§ SELECTED EXTRACT
┌────────

Assuming a prominent role in Virginia, he served as clerk of court of Isle of Wight County from 1656 to 1662. On 25 Sept. 1663 Sir William Berkeley, governor of Virginia and himself one of the recently appointed Proprietors of Carolina, issued twenty-nine grants in the Albemarle region. These were the first grants of land made in what is now North Carolina. Thomas Woodward was the surveyor appointed to lay off these grants, and of the twenty-nine, three were made to Woodward and members of his family. These tracts, representing over 5,000 acres, lay on the Pasquotank River and on the western side of the Chowan.
Thomas Woodward seems to have remained in the Albemarle section for several years. On 2 June 1665 he sent an interesting report to John Colleton, one of the Lords Proprietors, concerning the new colony and acknowledged his official appointment as surveyor. The report revealed him to be a man of education, as he referred to Bacon’s essay on plantations and quoted a proverb in Spanish. While in Carolina, he served as secretary for the colony and was a member of the governor’s Council. He and Governor William Drummond were commissioners to treat with Maryland and Virginia for a cessation of tobacco planting for the year 1667. This conference, called in response to a sharp drop in the price of tobacco, was held at Jamestown on 12 July 1666.
Woodward returned to Isle of Wight, Va., where he died. In his will, dated 5 Oct. 1677 and probated the same year, he mentioned his wife, his son Thomas, and his daughters Katherine, Elizabeth, Mary, Rachel, and Philarite. Provision was made for the children, if any, of his deceased son John in England. The inventory of his estate listed a parcel of books. The surname of his wife Katherine is unknown; her will was probated in Isle of Wight in 1684.
https://www.ncpedia.org/biography/woodward-thomas
The above Thomas Woodward would patent land which would eventually become known as Mount Pleasant on the western shore of the Chowan River. Woodward himself seems to have deserted the actual patent but it was picked up by Thomas Giles and eventually fell to Thomas Bray in 1714 or so. These accounts are not to be found in any North Carolina records but in Virginia patents.

└────────

Quote the passage on Thomas Woodward word for word, from "Woodward returned to" to "Wight in 1684.".

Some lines
┌────────

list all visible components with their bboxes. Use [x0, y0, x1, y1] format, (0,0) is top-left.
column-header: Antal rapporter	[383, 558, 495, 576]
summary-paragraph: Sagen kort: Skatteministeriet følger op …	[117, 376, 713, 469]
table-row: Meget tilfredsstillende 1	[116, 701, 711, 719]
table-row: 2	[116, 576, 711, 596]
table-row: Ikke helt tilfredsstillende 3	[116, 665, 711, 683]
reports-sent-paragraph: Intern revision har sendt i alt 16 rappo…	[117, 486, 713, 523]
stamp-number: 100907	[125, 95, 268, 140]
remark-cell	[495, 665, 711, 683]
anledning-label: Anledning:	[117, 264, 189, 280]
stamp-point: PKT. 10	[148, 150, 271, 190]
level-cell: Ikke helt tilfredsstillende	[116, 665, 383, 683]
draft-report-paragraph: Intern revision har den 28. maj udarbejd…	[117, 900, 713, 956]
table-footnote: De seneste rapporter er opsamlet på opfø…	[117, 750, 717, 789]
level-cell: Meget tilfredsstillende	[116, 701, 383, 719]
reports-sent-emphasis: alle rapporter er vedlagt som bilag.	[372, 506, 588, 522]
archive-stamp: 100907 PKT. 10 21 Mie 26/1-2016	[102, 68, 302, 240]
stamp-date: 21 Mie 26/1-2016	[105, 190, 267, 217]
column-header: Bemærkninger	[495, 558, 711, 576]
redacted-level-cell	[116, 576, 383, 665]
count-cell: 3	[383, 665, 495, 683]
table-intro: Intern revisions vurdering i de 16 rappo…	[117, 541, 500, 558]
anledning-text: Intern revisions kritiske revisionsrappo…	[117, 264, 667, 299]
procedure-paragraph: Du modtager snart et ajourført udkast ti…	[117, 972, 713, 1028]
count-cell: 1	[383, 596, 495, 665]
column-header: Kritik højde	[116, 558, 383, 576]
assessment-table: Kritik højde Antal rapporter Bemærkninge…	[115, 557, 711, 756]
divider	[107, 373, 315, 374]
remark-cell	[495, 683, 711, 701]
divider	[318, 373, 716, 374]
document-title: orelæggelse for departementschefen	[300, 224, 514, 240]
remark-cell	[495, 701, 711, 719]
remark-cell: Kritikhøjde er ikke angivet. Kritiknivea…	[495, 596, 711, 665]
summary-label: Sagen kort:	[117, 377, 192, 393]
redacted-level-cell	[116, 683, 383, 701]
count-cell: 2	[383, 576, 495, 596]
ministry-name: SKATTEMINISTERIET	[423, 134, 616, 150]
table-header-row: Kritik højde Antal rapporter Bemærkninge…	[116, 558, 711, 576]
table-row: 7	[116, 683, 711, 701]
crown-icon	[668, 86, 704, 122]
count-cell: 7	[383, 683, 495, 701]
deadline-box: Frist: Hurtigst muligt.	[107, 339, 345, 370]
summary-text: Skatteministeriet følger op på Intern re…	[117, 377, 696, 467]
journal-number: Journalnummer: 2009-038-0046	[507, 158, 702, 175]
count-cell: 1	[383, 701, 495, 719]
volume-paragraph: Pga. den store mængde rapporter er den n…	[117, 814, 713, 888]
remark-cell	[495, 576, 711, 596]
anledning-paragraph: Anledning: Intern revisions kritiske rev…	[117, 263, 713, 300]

└────────

§ TASK RESULT
Woodward returned to Isle of Wight, Va., where he died. In his will, dated 5 Oct. 1677 and probated the same year, he mentioned his wife, his son Thomas, and his daughters Katherine, Elizabeth, Mary, Rachel, and Philarite. Provision was made for the children, if any, of his deceased son John in England. The inventory of his estate listed a parcel of books. The surname of his wife Katherine is unknown; her will was probated in Isle of Wight in 1684.